Dataset rows about figures
--- start ---
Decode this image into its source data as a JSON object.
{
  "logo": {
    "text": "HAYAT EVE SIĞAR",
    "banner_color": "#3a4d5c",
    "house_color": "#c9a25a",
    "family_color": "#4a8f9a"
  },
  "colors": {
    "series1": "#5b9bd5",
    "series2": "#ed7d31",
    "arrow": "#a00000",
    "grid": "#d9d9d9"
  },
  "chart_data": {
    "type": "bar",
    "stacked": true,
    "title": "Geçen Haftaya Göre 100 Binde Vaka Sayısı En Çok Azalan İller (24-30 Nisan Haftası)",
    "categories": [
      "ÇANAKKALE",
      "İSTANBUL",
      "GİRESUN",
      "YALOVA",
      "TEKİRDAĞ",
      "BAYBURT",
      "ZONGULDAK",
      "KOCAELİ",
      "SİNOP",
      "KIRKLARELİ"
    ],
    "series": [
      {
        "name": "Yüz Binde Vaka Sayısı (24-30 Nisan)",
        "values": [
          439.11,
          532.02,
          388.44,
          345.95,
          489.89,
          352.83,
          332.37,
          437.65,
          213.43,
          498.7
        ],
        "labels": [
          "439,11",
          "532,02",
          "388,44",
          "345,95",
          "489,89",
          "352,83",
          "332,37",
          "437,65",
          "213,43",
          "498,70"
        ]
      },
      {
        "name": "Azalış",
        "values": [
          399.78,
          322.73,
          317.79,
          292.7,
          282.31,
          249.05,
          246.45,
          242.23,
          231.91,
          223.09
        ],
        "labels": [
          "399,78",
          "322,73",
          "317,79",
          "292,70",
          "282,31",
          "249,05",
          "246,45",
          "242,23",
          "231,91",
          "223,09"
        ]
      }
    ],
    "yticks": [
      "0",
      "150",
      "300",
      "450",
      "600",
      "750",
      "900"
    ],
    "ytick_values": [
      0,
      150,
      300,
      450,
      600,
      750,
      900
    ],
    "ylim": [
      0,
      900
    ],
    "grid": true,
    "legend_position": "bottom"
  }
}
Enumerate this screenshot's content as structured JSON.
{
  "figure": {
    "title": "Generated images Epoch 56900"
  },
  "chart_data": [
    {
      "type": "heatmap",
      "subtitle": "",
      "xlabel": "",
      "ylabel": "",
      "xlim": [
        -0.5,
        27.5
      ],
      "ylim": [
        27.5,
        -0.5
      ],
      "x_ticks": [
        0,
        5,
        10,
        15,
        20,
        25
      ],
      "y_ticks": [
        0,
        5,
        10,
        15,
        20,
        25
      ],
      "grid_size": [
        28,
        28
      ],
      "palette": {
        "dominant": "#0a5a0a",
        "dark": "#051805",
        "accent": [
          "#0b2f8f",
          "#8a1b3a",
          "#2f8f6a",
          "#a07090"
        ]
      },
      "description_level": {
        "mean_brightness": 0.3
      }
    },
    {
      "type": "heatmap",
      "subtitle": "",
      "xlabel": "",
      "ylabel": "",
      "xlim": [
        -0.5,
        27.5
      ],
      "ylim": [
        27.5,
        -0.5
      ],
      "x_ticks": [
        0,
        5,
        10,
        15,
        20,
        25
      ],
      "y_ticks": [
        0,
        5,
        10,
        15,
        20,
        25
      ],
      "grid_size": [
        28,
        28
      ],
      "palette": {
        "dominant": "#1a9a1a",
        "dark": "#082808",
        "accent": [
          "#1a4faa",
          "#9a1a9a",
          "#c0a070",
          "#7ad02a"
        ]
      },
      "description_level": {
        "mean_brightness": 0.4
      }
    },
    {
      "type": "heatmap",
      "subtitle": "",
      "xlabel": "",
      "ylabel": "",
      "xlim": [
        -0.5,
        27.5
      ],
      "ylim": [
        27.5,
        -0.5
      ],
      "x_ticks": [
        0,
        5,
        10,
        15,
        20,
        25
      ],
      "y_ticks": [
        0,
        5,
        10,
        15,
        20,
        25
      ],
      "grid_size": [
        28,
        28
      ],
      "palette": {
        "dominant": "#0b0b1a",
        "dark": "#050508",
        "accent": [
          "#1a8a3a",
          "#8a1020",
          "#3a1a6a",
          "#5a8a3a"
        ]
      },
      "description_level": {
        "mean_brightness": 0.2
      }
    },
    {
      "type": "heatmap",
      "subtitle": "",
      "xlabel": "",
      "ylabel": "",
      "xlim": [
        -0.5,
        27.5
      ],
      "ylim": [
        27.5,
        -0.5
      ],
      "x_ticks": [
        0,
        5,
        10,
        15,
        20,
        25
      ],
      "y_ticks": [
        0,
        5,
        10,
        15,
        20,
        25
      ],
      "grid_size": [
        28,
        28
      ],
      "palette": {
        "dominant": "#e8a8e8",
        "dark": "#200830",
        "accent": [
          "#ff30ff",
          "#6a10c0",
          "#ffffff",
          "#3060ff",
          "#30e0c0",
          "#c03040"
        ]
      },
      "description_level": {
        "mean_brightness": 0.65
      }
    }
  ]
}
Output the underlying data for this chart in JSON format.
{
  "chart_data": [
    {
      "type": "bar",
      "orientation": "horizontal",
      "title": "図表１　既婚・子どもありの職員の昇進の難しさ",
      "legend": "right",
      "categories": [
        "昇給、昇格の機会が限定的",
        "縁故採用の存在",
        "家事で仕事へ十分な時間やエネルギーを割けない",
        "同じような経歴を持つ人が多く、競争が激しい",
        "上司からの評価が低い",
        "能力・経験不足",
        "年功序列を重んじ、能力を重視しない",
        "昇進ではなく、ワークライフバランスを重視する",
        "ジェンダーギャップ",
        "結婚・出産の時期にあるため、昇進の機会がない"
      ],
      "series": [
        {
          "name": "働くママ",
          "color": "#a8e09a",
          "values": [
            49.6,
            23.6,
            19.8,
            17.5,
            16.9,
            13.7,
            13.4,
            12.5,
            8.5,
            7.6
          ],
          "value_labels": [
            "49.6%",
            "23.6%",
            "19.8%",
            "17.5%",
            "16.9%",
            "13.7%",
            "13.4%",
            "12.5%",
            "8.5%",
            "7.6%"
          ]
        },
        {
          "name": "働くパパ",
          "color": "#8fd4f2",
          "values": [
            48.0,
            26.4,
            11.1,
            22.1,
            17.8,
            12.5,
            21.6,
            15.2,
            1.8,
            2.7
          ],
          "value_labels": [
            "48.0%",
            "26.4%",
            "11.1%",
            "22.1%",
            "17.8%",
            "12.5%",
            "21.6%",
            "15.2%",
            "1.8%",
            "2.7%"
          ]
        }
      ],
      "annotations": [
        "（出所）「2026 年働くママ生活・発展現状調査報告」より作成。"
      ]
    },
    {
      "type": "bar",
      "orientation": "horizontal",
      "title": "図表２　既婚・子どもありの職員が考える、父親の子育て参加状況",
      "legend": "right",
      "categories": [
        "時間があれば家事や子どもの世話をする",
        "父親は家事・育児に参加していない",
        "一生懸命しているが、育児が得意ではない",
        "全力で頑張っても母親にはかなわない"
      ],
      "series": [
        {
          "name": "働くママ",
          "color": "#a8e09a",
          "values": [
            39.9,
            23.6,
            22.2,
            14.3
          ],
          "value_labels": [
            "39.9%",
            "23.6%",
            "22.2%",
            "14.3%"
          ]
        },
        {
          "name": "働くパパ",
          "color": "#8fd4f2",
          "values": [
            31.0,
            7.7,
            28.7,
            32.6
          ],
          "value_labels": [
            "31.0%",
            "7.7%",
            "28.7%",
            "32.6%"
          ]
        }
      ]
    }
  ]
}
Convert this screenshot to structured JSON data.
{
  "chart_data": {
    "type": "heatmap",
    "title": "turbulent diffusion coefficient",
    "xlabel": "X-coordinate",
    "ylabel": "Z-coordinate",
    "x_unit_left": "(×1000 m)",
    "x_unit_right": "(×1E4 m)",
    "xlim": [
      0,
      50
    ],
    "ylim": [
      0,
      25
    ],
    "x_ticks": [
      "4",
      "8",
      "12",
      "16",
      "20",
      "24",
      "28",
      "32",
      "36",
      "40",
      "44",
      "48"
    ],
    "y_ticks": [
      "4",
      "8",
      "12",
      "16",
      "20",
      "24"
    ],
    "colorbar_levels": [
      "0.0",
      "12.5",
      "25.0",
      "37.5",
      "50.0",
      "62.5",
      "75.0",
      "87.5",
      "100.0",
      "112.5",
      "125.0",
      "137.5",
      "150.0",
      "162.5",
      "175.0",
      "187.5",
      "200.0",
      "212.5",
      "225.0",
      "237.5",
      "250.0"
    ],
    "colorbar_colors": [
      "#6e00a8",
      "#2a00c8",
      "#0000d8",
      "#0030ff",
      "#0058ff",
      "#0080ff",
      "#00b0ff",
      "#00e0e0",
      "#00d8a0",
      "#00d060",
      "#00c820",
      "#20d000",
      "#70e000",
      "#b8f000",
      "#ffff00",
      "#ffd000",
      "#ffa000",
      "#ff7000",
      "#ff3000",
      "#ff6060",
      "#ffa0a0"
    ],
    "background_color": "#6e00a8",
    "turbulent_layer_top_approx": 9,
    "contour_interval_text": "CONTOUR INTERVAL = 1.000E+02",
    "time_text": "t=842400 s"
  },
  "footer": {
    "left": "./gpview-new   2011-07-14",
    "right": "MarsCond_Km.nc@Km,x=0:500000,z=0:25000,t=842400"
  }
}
--- end ---
• **SET TASK**: Return only the lines running from the line with "Convert this screenshot" to the last line of the records, both included, exactly as written.

• **SOLVED PROBLEM**:
Convert this screenshot to structured JSON data.
{
  "chart_data": {
    "type": "heatmap",
    "title": "turbulent diffusion coefficient",
    "xlabel": "X-coordinate",
    "ylabel": "Z-coordinate",
    "x_unit_left": "(×1000 m)",
    "x_unit_right": "(×1E4 m)",
    "xlim": [
      0,
      50
    ],
    "ylim": [
      0,
      25
    ],
    "x_ticks": [
      "4",
      "8",
      "12",
      "16",
      "20",
      "24",
      "28",
      "32",
      "36",
      "40",
      "44",
      "48"
    ],
    "y_ticks": [
      "4",
      "8",
      "12",
      "16",
      "20",
      "24"
    ],
    "colorbar_levels": [
      "0.0",
      "12.5",
      "25.0",
      "37.5",
      "50.0",
      "62.5",
      "75.0",
      "87.5",
      "100.0",
      "112.5",
      "125.0",
      "137.5",
      "150.0",
      "162.5",
      "175.0",
      "187.5",
      "200.0",
      "212.5",
      "225.0",
      "237.5",
      "250.0"
    ],
    "colorbar_colors": [
      "#6e00a8",
      "#2a00c8",
      "#0000d8",
      "#0030ff",
      "#0058ff",
      "#0080ff",
      "#00b0ff",
      "#00e0e0",
      "#00d8a0",
      "#00d060",
      "#00c820",
      "#20d000",
      "#70e000",
      "#b8f000",
      "#ffff00",
      "#ffd000",
      "#ffa000",
      "#ff7000",
      "#ff3000",
      "#ff6060",
      "#ffa0a0"
    ],
    "background_color": "#6e00a8",
    "turbulent_layer_top_approx": 9,
    "contour_interval_text": "CONTOUR INTERVAL = 1.000E+02",
    "time_text": "t=842400 s"
  },
  "footer": {
    "left": "./gpview-new   2011-07-14",
    "right": "MarsCond_Km.nc@Km,x=0:500000,z=0:25000,t=842400"
  }
}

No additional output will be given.